BEGIN INPUT ROWS

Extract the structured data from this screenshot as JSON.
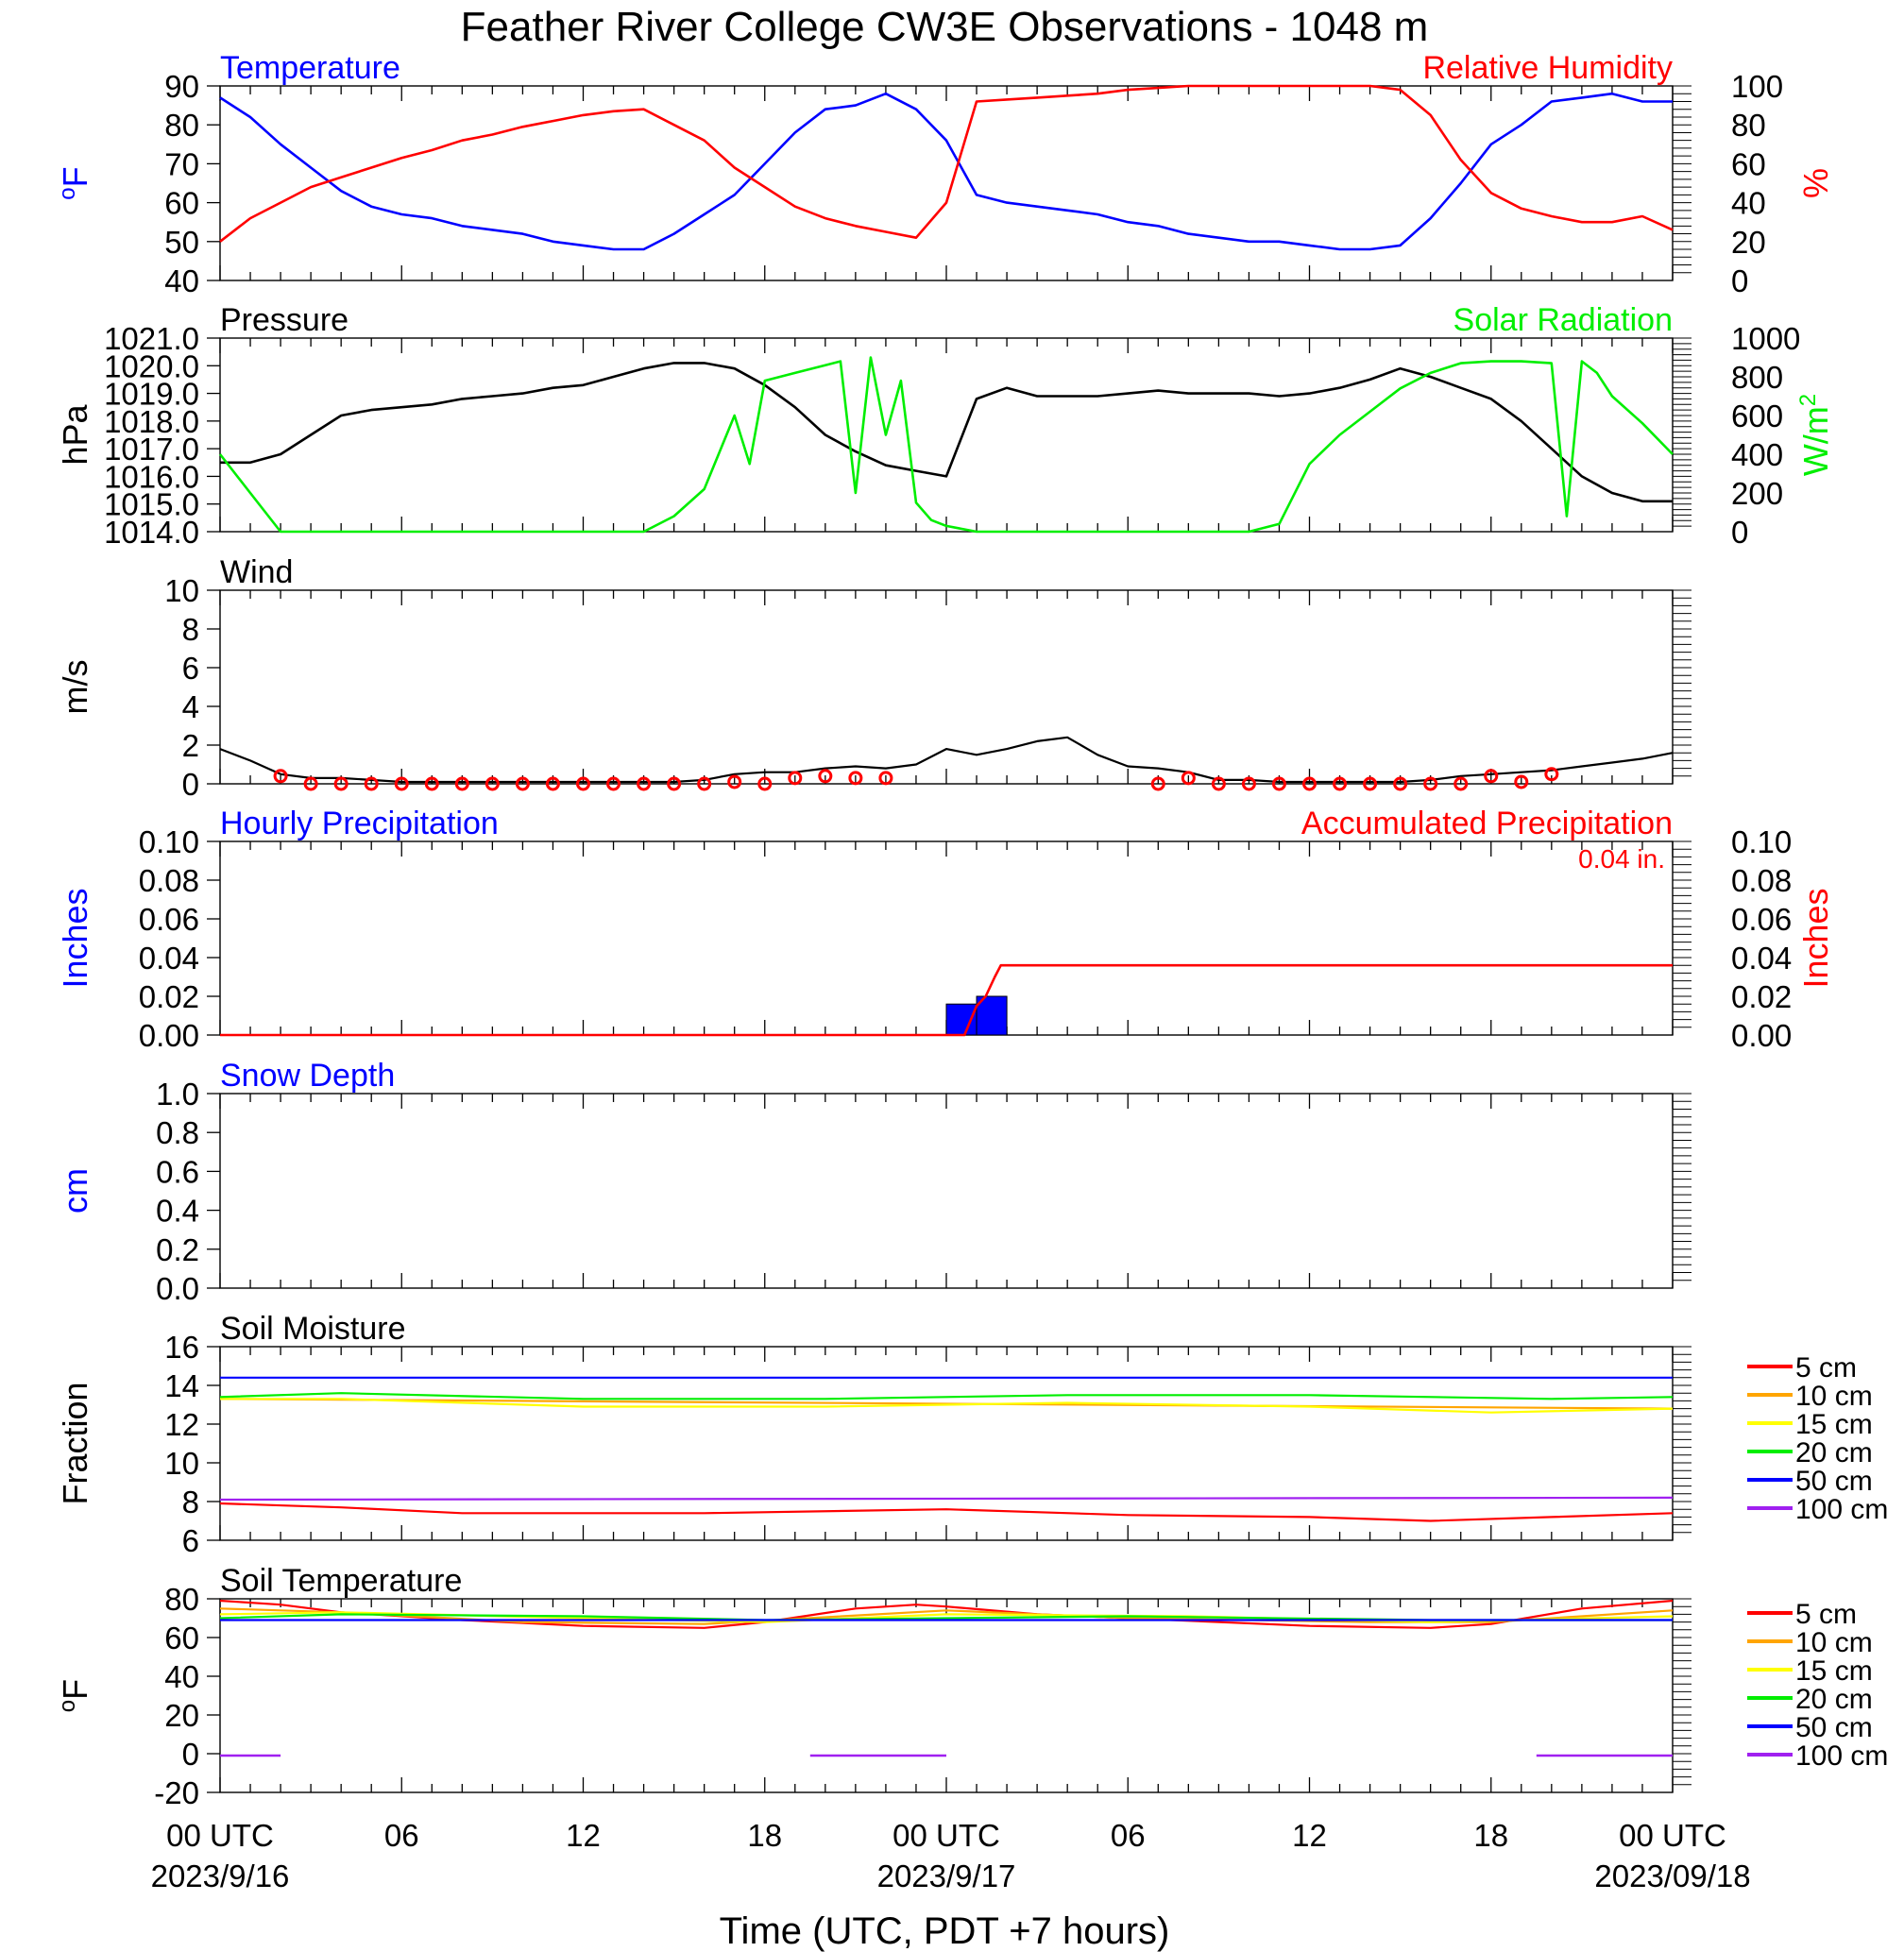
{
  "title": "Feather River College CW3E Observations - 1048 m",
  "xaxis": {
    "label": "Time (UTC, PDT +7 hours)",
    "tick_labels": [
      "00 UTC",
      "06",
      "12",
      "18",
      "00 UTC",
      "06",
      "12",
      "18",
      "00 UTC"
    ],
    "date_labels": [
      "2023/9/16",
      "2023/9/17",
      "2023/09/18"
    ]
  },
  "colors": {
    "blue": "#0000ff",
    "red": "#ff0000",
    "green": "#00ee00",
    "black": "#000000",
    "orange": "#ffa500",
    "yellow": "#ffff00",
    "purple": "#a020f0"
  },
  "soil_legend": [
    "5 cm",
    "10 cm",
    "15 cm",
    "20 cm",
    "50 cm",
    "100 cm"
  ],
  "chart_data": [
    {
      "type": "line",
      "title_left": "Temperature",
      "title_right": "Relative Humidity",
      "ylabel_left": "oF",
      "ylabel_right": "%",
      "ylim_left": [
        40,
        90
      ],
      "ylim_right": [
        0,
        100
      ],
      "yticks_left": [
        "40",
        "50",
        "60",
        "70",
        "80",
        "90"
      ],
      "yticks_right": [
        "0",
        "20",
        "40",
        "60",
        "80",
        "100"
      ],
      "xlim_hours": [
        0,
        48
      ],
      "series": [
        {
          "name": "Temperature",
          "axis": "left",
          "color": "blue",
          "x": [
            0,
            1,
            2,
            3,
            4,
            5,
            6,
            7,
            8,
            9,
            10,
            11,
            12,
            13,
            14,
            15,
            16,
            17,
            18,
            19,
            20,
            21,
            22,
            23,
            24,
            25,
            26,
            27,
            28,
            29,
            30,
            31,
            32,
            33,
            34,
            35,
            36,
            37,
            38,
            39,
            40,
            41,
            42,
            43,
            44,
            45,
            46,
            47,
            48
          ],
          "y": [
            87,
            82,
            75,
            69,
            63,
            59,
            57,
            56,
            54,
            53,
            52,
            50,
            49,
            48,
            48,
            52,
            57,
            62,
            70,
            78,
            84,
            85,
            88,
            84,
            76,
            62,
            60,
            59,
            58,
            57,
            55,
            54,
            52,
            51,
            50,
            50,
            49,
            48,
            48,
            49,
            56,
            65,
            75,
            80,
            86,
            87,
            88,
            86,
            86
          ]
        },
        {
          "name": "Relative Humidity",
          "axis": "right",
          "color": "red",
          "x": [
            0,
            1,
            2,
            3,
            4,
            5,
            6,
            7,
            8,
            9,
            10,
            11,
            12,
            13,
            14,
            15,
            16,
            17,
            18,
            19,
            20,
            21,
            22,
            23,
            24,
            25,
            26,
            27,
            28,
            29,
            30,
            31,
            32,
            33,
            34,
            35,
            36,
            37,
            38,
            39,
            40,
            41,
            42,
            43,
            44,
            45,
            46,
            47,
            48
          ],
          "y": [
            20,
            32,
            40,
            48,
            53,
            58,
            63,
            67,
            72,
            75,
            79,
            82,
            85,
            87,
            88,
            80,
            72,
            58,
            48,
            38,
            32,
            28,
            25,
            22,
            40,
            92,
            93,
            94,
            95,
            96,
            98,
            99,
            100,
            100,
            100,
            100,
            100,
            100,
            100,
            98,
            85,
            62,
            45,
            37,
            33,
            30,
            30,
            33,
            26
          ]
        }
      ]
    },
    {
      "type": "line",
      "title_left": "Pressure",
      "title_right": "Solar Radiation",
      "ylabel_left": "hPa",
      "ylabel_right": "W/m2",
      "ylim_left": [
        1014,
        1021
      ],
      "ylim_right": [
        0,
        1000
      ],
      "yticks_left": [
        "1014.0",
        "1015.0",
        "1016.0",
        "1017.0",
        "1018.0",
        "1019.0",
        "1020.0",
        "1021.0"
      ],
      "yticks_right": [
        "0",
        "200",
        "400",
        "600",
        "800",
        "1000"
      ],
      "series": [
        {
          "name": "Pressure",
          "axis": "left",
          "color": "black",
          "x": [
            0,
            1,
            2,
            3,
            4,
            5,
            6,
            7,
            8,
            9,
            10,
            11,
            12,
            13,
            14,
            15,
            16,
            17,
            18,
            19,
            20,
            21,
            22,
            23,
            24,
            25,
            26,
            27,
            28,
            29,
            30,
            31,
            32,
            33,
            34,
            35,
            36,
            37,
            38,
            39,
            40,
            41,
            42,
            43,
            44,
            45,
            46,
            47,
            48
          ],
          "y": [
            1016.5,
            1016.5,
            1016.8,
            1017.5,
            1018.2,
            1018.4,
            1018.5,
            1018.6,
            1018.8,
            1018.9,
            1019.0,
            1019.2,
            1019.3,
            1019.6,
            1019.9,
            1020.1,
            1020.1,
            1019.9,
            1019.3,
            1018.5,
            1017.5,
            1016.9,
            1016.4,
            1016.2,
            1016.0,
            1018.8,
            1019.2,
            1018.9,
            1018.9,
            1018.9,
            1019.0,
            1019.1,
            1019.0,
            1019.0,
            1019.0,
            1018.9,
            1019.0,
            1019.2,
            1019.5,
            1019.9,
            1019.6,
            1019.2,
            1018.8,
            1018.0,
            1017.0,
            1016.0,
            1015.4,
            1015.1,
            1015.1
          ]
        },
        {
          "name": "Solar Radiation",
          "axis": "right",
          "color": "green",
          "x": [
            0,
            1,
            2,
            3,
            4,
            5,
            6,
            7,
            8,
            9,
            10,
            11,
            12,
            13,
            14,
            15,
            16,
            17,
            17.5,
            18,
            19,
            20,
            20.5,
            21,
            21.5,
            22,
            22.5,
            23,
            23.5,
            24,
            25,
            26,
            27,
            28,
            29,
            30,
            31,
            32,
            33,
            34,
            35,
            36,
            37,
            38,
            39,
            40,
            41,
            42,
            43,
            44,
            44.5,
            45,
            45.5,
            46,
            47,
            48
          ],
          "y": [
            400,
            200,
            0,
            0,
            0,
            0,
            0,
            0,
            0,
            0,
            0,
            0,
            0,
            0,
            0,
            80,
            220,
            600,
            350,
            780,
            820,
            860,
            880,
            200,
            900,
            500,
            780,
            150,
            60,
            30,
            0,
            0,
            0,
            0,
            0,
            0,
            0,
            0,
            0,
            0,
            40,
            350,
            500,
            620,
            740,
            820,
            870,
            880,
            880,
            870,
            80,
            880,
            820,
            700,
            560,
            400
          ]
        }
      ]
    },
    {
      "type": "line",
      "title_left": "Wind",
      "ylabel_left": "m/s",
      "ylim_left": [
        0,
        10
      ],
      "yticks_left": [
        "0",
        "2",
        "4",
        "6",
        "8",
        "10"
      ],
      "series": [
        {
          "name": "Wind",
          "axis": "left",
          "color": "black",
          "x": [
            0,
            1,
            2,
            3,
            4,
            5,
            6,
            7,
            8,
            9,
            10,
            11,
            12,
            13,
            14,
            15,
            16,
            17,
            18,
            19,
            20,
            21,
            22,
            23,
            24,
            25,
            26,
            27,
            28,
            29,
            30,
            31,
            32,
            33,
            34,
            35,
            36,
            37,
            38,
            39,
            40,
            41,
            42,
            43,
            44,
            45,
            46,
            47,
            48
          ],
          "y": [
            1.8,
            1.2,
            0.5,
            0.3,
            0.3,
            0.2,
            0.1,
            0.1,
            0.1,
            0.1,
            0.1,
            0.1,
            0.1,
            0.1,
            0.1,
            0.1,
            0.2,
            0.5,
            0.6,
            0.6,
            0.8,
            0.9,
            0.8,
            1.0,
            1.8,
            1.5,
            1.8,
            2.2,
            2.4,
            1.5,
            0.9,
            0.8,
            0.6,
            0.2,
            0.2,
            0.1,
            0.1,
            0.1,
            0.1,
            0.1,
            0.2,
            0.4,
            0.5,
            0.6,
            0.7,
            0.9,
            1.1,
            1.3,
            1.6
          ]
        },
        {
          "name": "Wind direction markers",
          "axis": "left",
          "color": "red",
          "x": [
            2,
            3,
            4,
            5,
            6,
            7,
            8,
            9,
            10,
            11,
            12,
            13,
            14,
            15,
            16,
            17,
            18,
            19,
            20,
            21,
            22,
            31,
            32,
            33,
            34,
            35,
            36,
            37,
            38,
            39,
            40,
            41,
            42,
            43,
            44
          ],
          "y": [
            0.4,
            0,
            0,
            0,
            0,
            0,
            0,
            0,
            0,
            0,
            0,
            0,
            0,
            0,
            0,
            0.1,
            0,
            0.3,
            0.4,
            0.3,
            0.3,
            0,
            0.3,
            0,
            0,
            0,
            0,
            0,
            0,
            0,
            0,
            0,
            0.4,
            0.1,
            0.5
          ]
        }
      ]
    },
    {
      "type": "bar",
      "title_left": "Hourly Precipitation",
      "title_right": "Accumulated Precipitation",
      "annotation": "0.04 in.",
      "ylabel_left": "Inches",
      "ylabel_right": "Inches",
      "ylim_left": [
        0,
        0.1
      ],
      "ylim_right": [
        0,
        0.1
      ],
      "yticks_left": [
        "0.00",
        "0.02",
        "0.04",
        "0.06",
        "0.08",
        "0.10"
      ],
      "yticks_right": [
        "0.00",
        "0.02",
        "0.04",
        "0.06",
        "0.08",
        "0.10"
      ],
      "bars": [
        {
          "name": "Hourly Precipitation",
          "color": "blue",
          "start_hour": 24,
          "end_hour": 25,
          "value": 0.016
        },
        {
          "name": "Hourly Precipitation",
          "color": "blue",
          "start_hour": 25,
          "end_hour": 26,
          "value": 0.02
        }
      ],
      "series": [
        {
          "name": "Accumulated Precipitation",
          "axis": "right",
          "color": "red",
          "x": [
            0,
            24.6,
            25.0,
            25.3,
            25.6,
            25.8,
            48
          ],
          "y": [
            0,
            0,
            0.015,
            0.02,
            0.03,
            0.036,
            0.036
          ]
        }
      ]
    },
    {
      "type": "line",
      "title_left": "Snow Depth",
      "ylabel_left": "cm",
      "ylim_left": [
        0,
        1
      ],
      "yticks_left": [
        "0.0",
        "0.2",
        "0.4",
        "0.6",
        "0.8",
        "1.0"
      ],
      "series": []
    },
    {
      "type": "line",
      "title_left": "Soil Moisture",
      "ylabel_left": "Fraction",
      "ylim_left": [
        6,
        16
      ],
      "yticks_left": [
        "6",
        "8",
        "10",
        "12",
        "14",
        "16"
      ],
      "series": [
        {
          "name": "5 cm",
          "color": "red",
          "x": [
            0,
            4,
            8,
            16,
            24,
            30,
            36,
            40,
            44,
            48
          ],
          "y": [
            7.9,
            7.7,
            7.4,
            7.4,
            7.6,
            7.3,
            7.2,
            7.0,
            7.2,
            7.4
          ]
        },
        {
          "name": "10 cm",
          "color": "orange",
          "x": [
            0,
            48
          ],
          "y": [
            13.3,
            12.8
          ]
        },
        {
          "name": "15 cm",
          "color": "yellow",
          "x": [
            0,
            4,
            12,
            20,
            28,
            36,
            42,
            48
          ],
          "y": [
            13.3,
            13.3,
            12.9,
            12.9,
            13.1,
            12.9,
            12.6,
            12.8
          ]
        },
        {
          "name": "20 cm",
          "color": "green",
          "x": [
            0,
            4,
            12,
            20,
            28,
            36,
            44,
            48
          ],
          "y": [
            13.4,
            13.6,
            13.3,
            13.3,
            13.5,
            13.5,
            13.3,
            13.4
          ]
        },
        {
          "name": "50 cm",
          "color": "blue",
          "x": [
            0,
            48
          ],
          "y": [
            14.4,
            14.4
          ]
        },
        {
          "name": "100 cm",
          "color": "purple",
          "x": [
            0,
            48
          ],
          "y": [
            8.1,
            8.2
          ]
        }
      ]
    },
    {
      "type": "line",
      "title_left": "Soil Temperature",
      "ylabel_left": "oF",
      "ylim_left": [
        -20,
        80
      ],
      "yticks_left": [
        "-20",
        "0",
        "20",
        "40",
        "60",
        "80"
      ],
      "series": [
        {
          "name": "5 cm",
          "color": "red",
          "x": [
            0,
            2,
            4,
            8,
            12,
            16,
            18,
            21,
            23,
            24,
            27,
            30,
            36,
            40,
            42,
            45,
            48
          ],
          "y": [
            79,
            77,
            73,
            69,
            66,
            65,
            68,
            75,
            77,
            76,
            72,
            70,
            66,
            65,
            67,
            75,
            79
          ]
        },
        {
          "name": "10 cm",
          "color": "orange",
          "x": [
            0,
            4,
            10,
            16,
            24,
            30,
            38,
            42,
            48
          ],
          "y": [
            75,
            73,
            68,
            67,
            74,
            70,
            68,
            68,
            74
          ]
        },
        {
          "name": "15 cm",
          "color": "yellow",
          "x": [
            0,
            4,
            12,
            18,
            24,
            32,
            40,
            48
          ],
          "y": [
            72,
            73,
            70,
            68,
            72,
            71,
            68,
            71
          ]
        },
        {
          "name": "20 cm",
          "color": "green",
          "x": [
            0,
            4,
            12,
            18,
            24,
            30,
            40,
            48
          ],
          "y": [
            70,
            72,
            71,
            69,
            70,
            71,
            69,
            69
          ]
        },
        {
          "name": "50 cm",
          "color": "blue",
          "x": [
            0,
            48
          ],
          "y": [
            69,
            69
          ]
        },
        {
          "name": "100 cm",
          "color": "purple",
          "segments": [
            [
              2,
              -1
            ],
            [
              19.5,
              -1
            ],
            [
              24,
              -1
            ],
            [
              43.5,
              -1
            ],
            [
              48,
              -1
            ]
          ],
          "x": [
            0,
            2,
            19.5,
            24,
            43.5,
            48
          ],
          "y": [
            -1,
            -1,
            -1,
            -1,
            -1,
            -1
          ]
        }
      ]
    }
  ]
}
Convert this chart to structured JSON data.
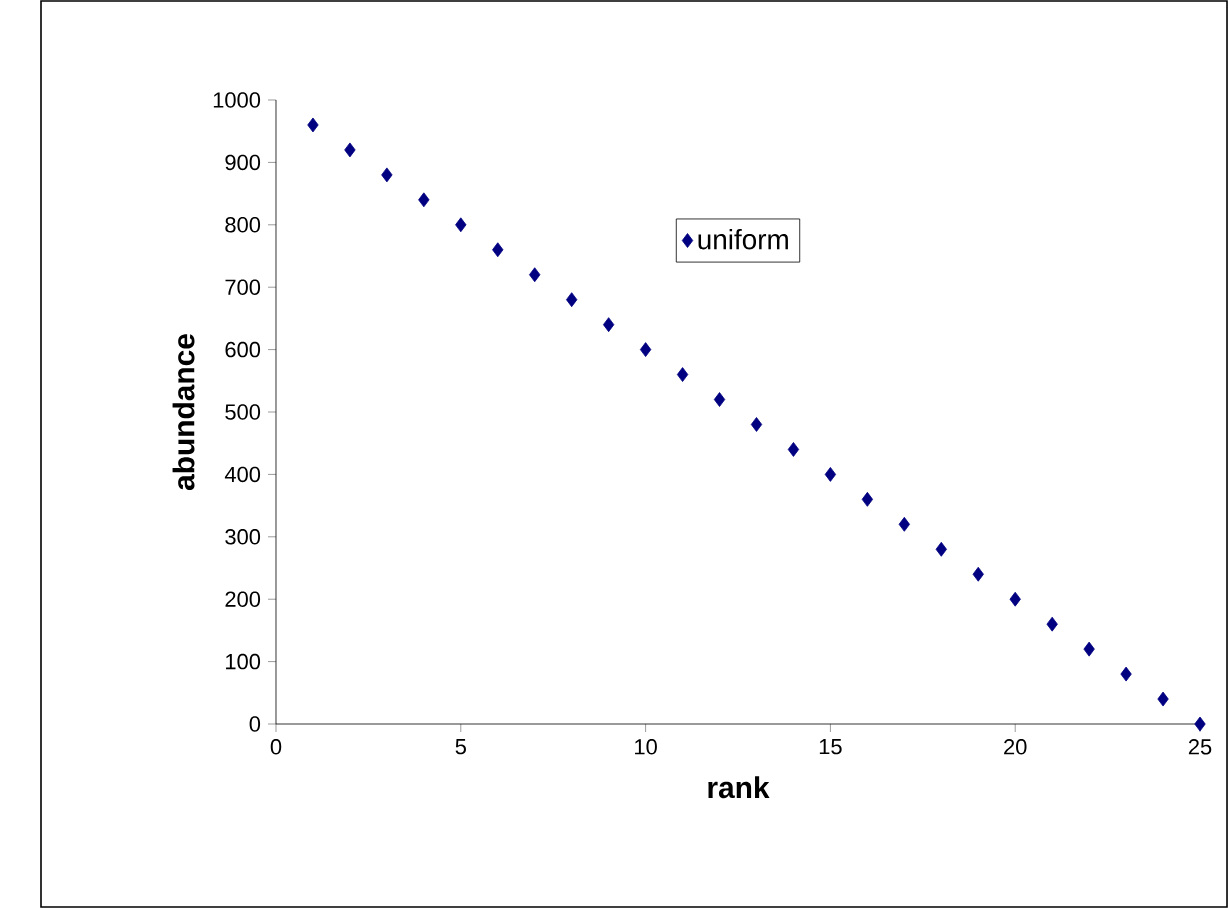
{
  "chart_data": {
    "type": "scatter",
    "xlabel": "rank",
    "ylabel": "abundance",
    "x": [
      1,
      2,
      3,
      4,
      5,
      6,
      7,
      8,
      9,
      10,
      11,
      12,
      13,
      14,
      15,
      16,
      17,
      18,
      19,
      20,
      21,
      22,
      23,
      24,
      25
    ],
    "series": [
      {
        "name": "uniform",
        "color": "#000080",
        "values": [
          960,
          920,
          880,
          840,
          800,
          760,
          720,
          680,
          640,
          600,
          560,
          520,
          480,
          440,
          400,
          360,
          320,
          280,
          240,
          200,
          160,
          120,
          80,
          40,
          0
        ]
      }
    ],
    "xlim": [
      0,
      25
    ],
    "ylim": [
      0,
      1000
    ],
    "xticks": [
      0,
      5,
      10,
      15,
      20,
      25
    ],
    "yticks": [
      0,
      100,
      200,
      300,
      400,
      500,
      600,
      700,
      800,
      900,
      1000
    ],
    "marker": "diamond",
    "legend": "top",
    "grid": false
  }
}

END INPUT ROWS

Only lines with the word "Temperature" are wanted, so copy each one from the records.

      "title_left": "Temperature",
          "name": "Temperature",
      "title_left": "Soil Temperature",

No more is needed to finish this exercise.